SET TASK: From the records below, copy every line that contains the word "left".
** start ENTRIES PROVIDED **
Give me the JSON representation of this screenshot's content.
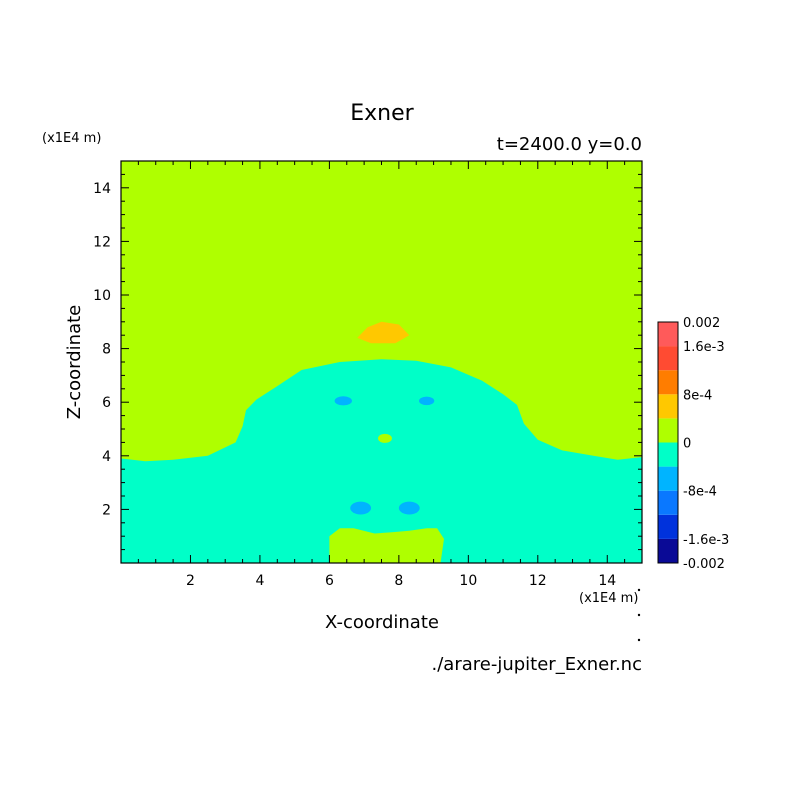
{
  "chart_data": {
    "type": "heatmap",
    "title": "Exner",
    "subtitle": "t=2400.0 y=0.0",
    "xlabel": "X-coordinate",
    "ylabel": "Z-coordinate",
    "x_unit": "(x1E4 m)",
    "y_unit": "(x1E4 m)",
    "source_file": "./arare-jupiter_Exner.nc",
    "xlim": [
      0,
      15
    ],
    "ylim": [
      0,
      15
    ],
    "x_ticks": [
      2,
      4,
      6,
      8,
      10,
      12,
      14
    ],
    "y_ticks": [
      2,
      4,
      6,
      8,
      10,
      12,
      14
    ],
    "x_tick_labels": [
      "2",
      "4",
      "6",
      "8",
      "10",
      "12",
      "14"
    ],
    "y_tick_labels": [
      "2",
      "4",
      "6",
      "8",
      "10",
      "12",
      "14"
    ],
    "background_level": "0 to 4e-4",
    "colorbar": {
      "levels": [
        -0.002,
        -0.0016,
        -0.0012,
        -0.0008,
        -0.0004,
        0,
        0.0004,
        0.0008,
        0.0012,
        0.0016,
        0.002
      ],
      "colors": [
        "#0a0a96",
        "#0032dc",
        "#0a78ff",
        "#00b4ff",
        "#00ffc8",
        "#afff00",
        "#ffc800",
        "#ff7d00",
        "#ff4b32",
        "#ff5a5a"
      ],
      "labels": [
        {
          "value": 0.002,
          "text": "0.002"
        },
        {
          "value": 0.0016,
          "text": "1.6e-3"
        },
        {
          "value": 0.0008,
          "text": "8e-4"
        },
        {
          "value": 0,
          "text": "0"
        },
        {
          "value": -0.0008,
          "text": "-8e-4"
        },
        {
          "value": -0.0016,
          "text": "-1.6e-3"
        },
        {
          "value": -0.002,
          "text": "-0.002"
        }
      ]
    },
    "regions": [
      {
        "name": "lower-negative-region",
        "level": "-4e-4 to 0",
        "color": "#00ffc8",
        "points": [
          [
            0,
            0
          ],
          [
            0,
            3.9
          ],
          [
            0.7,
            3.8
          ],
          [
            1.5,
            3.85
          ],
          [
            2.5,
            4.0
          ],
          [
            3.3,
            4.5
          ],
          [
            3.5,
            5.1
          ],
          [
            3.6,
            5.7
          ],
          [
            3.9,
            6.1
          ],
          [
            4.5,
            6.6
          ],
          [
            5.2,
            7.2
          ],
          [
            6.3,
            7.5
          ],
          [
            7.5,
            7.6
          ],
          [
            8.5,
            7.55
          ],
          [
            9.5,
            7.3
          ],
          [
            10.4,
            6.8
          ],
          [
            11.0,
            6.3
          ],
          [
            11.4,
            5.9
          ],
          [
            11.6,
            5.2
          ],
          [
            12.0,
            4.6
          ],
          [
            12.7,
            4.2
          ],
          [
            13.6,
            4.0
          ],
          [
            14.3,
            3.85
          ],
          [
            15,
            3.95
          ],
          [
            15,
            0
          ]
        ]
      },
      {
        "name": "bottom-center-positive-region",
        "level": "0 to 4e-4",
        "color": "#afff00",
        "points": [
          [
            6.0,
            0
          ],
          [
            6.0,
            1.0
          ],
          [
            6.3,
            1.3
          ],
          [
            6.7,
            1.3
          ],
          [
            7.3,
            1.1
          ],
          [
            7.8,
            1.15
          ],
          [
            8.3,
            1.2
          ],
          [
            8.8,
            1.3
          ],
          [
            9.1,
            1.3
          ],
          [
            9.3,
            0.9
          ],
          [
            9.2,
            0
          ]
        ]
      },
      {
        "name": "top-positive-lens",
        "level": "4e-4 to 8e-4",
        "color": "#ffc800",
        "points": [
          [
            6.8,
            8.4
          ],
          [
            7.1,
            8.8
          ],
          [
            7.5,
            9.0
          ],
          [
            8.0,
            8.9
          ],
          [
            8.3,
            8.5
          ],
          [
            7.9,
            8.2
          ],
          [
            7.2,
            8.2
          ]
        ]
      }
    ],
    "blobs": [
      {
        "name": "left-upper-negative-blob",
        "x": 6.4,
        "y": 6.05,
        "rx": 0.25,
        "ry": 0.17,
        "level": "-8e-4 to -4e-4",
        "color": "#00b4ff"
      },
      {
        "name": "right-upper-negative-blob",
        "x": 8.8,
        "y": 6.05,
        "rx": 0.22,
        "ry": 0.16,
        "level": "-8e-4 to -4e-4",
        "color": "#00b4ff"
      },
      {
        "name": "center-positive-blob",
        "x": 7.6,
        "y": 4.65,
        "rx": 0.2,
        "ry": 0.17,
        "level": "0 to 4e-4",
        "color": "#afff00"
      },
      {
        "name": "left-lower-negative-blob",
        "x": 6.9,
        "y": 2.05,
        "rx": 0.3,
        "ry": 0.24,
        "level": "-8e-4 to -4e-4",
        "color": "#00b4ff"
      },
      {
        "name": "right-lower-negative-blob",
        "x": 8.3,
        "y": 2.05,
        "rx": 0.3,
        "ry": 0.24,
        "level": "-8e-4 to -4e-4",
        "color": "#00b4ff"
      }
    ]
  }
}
** end ENTRIES PROVIDED **
** start ENTRIES PROVIDED **
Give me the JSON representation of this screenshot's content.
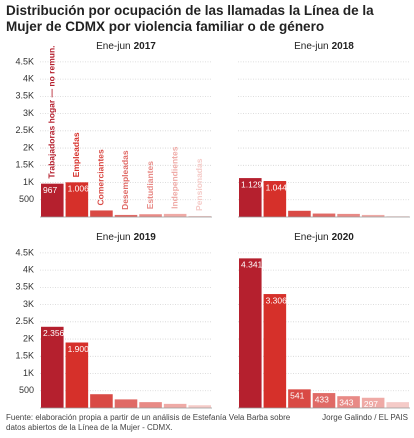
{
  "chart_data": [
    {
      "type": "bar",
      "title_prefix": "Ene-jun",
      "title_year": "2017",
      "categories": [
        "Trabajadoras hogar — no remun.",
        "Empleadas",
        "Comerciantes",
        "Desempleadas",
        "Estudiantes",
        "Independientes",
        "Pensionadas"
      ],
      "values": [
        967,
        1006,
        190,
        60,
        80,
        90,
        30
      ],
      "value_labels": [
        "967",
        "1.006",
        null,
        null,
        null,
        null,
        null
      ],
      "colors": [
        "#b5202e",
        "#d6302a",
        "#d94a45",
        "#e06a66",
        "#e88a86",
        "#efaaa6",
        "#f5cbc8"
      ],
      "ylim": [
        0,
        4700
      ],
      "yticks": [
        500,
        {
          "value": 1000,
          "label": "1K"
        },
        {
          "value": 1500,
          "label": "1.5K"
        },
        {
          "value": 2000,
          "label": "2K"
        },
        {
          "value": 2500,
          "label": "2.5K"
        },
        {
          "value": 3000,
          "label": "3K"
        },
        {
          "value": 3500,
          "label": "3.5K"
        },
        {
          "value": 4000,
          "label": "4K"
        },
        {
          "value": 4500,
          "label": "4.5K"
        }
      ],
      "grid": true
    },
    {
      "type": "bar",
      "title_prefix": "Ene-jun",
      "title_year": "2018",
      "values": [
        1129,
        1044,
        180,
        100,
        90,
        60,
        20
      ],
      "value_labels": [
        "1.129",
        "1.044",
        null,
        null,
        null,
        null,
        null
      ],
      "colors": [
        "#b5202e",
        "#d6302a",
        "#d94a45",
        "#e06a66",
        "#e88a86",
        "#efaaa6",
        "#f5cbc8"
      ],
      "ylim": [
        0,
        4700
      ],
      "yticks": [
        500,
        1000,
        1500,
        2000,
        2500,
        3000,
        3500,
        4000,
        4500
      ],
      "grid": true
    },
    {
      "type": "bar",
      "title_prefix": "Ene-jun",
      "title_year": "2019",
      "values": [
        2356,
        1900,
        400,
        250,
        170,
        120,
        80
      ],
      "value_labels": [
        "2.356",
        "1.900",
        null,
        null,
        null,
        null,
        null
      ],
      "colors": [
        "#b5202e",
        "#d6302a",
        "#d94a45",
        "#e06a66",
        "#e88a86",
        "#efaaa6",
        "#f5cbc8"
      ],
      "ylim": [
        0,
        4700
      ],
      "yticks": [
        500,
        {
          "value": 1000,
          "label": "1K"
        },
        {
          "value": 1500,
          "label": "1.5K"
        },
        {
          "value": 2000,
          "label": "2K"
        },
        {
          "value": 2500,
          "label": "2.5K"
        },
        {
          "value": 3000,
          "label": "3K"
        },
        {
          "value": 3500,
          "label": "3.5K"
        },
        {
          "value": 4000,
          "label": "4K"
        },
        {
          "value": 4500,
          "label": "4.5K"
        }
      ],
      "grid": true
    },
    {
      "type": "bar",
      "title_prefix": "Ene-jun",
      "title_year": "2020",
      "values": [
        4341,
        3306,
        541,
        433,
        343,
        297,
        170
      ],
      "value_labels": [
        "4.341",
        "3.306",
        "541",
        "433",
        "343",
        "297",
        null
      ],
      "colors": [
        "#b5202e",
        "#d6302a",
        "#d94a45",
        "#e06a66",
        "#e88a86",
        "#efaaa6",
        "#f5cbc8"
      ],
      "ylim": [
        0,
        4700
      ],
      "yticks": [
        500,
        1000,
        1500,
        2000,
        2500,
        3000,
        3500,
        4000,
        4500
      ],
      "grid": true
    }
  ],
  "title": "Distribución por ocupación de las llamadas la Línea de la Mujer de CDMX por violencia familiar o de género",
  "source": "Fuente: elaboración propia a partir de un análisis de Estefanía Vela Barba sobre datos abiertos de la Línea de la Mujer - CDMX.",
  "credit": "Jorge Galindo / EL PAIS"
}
** end ENTRIES PROVIDED **
ANSWER FOR THIS EXERCISE:
        "name": "left-upper-negative-blob",
        "name": "left-lower-negative-blob",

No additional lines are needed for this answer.